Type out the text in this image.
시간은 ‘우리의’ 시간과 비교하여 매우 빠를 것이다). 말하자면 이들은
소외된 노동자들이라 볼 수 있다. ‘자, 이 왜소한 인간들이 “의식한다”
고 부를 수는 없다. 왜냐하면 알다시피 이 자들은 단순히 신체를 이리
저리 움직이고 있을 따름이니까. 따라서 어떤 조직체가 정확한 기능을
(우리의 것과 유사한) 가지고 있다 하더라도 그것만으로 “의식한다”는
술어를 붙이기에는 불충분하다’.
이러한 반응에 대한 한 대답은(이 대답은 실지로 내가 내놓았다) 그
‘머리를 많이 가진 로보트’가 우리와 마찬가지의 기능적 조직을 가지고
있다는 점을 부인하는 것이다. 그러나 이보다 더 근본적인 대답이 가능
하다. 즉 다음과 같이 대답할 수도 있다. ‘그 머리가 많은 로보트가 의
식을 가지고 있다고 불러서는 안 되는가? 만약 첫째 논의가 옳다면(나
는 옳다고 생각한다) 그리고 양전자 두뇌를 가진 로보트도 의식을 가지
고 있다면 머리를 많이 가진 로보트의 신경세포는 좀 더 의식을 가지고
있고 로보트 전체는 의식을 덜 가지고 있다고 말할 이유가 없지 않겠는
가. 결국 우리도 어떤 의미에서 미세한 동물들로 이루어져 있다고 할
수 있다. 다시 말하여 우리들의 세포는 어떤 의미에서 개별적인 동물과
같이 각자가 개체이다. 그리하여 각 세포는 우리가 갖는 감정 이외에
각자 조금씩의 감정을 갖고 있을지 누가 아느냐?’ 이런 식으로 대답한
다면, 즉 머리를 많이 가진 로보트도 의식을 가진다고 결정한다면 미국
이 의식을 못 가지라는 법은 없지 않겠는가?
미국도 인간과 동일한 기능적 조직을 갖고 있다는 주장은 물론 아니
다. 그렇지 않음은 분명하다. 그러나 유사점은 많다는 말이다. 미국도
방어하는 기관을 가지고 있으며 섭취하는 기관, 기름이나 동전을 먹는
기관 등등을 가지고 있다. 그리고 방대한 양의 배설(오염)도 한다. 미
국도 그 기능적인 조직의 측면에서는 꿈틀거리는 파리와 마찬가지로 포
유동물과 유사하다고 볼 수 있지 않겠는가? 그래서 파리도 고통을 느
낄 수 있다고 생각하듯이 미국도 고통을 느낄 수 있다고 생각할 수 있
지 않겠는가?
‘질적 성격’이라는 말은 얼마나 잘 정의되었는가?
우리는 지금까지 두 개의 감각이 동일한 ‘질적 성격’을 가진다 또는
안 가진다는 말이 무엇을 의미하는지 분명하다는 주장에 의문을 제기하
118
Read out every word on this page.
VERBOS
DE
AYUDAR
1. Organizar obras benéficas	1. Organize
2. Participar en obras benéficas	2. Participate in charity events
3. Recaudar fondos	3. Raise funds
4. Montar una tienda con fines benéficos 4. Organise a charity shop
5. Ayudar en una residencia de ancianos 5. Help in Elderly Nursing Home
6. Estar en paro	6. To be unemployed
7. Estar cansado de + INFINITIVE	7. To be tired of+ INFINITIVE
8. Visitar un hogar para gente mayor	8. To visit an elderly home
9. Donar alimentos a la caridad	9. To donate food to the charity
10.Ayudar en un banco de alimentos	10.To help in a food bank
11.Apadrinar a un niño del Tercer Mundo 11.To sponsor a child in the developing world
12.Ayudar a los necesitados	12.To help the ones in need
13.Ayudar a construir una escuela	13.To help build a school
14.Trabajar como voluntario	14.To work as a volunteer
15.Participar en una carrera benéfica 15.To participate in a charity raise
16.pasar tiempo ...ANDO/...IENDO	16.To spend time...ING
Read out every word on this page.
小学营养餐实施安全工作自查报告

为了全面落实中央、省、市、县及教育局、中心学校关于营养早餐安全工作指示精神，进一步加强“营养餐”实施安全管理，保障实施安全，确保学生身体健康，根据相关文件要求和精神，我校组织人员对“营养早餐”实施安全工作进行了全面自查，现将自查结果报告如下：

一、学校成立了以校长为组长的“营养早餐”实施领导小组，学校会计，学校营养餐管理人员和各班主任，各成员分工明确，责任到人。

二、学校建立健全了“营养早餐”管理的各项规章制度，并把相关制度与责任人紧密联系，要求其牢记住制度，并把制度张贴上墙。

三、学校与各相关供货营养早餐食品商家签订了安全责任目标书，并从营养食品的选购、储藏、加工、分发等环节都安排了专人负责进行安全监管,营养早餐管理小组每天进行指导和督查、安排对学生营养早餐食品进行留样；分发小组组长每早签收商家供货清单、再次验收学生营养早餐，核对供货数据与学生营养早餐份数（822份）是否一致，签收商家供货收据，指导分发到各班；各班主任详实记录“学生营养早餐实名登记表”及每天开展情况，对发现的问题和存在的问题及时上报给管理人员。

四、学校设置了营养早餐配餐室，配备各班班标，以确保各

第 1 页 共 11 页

··········

§ **DIRECTIONS FOR THIS TASK**: From the entries above, copy out every line where the string "charity" appears.

§ **THE RESULT**:
2. Participar en obras benéficas	2. Participate in charity events
4. Montar una tienda con fines benéficos 4. Organise a charity shop
9. Donar alimentos a la caridad	9. To donate food to the charity
15.Participar en una carrera benéfica 15.To participate in a charity raise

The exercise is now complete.